## TASK OBJECTIVE
Switch every instance of "interactable" to "clickable" and reproduce the material from its beginning up to and including the line containing "white-pawn[interactable]: ♟ bbox=[94, 602, 176, 694]", leaving all else unchanged.

■ ■ ■

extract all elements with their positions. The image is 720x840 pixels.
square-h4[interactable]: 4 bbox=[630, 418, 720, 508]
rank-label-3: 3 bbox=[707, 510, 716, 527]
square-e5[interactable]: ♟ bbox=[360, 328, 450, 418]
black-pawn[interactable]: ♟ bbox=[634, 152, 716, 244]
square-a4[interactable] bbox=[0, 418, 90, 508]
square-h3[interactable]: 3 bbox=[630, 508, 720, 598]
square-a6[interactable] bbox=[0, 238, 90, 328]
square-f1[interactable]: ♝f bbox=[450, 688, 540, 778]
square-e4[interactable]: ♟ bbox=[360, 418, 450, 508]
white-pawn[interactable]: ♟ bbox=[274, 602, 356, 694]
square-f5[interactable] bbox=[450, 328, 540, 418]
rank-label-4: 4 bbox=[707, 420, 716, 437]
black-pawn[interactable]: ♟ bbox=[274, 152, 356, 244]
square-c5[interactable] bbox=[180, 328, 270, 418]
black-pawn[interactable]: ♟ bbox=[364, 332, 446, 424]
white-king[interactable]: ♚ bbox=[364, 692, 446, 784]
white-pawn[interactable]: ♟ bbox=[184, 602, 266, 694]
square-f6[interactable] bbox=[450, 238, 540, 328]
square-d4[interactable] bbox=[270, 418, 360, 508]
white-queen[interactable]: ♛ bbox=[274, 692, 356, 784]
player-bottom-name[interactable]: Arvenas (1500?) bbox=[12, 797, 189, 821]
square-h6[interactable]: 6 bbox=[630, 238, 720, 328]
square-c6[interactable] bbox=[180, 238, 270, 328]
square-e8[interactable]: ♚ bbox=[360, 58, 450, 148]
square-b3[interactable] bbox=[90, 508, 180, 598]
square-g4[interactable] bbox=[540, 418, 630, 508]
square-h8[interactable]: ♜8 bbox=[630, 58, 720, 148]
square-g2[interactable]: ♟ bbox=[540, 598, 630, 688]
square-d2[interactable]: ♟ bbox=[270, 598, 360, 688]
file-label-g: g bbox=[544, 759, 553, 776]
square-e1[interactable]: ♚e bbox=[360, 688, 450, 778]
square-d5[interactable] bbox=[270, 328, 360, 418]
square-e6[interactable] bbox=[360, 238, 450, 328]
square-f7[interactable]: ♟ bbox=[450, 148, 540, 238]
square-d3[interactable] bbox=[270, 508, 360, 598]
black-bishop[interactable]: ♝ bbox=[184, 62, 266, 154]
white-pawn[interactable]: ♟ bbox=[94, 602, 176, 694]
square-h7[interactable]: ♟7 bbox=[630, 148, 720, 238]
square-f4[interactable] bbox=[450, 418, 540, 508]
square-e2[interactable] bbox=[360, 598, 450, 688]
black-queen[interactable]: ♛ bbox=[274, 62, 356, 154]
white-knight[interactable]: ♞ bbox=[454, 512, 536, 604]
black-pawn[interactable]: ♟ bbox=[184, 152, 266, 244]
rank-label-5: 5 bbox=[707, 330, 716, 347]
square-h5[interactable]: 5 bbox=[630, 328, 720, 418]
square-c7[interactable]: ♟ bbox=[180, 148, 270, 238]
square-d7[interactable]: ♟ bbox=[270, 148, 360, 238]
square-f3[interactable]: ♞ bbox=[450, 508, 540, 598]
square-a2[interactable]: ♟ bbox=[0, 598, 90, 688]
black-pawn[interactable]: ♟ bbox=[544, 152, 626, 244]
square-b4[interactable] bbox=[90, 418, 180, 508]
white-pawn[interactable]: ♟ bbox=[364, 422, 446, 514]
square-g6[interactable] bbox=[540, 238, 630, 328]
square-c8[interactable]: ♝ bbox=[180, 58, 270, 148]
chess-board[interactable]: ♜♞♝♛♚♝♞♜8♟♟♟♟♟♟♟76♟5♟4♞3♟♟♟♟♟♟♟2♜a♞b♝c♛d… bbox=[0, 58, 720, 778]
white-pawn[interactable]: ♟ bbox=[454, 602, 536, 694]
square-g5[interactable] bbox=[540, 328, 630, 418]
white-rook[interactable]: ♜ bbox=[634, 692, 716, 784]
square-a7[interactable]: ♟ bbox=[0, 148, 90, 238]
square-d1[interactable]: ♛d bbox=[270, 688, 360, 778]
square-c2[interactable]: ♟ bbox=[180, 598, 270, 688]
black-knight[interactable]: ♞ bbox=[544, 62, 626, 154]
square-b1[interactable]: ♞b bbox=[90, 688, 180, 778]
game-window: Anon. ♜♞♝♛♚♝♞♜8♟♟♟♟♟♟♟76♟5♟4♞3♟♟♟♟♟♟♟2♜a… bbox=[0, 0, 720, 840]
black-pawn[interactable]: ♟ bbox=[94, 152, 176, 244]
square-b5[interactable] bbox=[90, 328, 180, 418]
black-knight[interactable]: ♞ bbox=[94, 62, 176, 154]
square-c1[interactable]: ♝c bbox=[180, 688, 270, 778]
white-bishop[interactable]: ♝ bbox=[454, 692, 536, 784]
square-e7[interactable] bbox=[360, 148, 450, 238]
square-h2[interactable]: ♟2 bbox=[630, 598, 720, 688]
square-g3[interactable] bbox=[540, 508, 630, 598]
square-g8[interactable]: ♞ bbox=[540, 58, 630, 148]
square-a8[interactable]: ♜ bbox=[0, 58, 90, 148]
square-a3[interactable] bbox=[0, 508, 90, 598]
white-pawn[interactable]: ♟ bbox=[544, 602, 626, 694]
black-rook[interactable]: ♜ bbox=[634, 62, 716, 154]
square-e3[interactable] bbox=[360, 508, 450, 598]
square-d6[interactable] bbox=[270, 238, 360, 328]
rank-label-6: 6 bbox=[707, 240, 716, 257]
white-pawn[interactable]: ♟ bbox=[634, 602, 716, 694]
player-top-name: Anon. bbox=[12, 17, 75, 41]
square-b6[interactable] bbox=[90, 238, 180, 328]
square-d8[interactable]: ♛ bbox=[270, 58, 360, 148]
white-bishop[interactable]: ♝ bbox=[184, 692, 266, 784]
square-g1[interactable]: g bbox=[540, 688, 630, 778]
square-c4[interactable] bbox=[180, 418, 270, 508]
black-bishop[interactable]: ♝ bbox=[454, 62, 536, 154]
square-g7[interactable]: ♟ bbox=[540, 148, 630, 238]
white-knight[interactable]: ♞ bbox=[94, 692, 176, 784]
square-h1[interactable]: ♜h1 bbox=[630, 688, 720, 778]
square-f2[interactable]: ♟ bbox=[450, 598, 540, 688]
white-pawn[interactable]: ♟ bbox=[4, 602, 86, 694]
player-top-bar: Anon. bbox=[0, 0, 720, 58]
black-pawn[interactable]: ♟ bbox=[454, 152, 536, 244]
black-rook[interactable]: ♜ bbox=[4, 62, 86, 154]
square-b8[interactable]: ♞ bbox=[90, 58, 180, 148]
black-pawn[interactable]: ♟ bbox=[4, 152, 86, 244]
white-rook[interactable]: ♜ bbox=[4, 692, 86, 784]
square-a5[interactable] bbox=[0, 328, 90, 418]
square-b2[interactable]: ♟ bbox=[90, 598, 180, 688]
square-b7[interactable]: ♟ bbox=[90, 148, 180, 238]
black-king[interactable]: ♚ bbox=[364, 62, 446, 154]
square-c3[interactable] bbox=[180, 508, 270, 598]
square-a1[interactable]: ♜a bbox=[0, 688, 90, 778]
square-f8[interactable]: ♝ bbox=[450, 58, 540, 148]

■ ■ ■

## TASK OUTPUT
extract all elements with their positions. The image is 720x840 pixels.
square-h4[clickable]: 4 bbox=[630, 418, 720, 508]
rank-label-3: 3 bbox=[707, 510, 716, 527]
square-e5[clickable]: ♟ bbox=[360, 328, 450, 418]
black-pawn[clickable]: ♟ bbox=[634, 152, 716, 244]
square-a4[clickable] bbox=[0, 418, 90, 508]
square-h3[clickable]: 3 bbox=[630, 508, 720, 598]
square-a6[clickable] bbox=[0, 238, 90, 328]
square-f1[clickable]: ♝f bbox=[450, 688, 540, 778]
square-e4[clickable]: ♟ bbox=[360, 418, 450, 508]
white-pawn[clickable]: ♟ bbox=[274, 602, 356, 694]
square-f5[clickable] bbox=[450, 328, 540, 418]
rank-label-4: 4 bbox=[707, 420, 716, 437]
black-pawn[clickable]: ♟ bbox=[274, 152, 356, 244]
square-c5[clickable] bbox=[180, 328, 270, 418]
black-pawn[clickable]: ♟ bbox=[364, 332, 446, 424]
white-king[clickable]: ♚ bbox=[364, 692, 446, 784]
white-pawn[clickable]: ♟ bbox=[184, 602, 266, 694]
square-f6[clickable] bbox=[450, 238, 540, 328]
square-d4[clickable] bbox=[270, 418, 360, 508]
white-queen[clickable]: ♛ bbox=[274, 692, 356, 784]
player-bottom-name[clickable]: Arvenas (1500?) bbox=[12, 797, 189, 821]
square-h6[clickable]: 6 bbox=[630, 238, 720, 328]
square-c6[clickable] bbox=[180, 238, 270, 328]
square-e8[clickable]: ♚ bbox=[360, 58, 450, 148]
square-b3[clickable] bbox=[90, 508, 180, 598]
square-g4[clickable] bbox=[540, 418, 630, 508]
square-h8[clickable]: ♜8 bbox=[630, 58, 720, 148]
square-g2[clickable]: ♟ bbox=[540, 598, 630, 688]
square-d2[clickable]: ♟ bbox=[270, 598, 360, 688]
file-label-g: g bbox=[544, 759, 553, 776]
square-e1[clickable]: ♚e bbox=[360, 688, 450, 778]
square-d5[clickable] bbox=[270, 328, 360, 418]
square-e6[clickable] bbox=[360, 238, 450, 328]
square-f7[clickable]: ♟ bbox=[450, 148, 540, 238]
square-d3[clickable] bbox=[270, 508, 360, 598]
black-bishop[clickable]: ♝ bbox=[184, 62, 266, 154]
white-pawn[clickable]: ♟ bbox=[94, 602, 176, 694]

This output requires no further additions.